• Given problem: Quote the entries word for word. Omit the pictures.
** Start of Material to process **
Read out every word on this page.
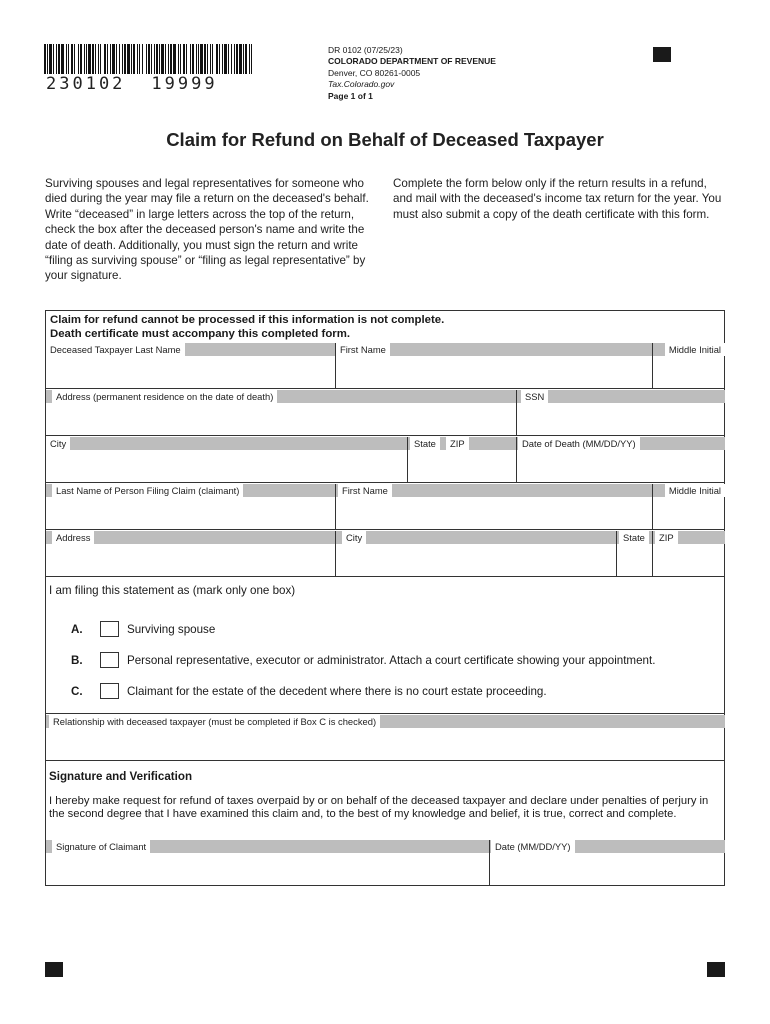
230102 19999
DR 0102 (07/25/23)
COLORADO DEPARTMENT OF REVENUE
Denver, CO 80261-0005
Tax.Colorado.gov
Page 1 of 1
Claim for Refund on Behalf of Deceased Taxpayer
Surviving spouses and legal representatives for someone who died during the year may file a return on the deceased's behalf. Write “deceased” in large letters across the top of the return, check the box after the deceased person's name and write the date of death. Additionally, you must sign the return and write “filing as surviving spouse” or “filing as legal representative” by your signature.
Complete the form below only if the return results in a refund, and mail with the deceased's income tax return for the year. You must also submit a copy of the death certificate with this form.
Claim for refund cannot be processed if this information is not complete.
Death certificate must accompany this completed form.
Deceased Taxpayer Last Name	First Name	Middle Initial
Address (permanent residence on the date of death)	SSN
City	State	ZIP	Date of Death (MM/DD/YY)
Last Name of Person Filing Claim (claimant)	First Name	Middle Initial
Address	City	State	ZIP
I am filing this statement as (mark only one box)
A.	Surviving spouse
B.	Personal representative, executor or administrator. Attach a court certificate showing your appointment.
C.	Claimant for the estate of the decedent where there is no court estate proceeding.
Relationship with deceased taxpayer (must be completed if Box C is checked)
Signature and Verification
I hereby make request for refund of taxes overpaid by or on behalf of the deceased taxpayer and declare under penalties of perjury in the second degree that I have examined this claim and, to the best of my knowledge and belief, it is true, correct and complete.
Signature of Claimant	Date (MM/DD/YY)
** End of Material to process **
• Reply:
Read out every word on this page.
230102 19999
DR 0102 (07/25/23)
COLORADO DEPARTMENT OF REVENUE
Denver, CO 80261-0005
Tax.Colorado.gov
Page 1 of 1
Claim for Refund on Behalf of Deceased Taxpayer
Surviving spouses and legal representatives for someone who died during the year may file a return on the deceased's behalf. Write “deceased” in large letters across the top of the return, check the box after the deceased person's name and write the date of death. Additionally, you must sign the return and write “filing as surviving spouse” or “filing as legal representative” by your signature.
Complete the form below only if the return results in a refund, and mail with the deceased's income tax return for the year. You must also submit a copy of the death certificate with this form.
Claim for refund cannot be processed if this information is not complete.
Death certificate must accompany this completed form.
Deceased Taxpayer Last Name	First Name	Middle Initial
Address (permanent residence on the date of death)	SSN
City	State	ZIP	Date of Death (MM/DD/YY)
Last Name of Person Filing Claim (claimant)	First Name	Middle Initial
Address	City	State	ZIP
I am filing this statement as (mark only one box)
A.	Surviving spouse
B.	Personal representative, executor or administrator. Attach a court certificate showing your appointment.
C.	Claimant for the estate of the decedent where there is no court estate proceeding.
Relationship with deceased taxpayer (must be completed if Box C is checked)
Signature and Verification
I hereby make request for refund of taxes overpaid by or on behalf of the deceased taxpayer and declare under penalties of perjury in the second degree that I have examined this claim and, to the best of my knowledge and belief, it is true, correct and complete.
Signature of Claimant	Date (MM/DD/YY)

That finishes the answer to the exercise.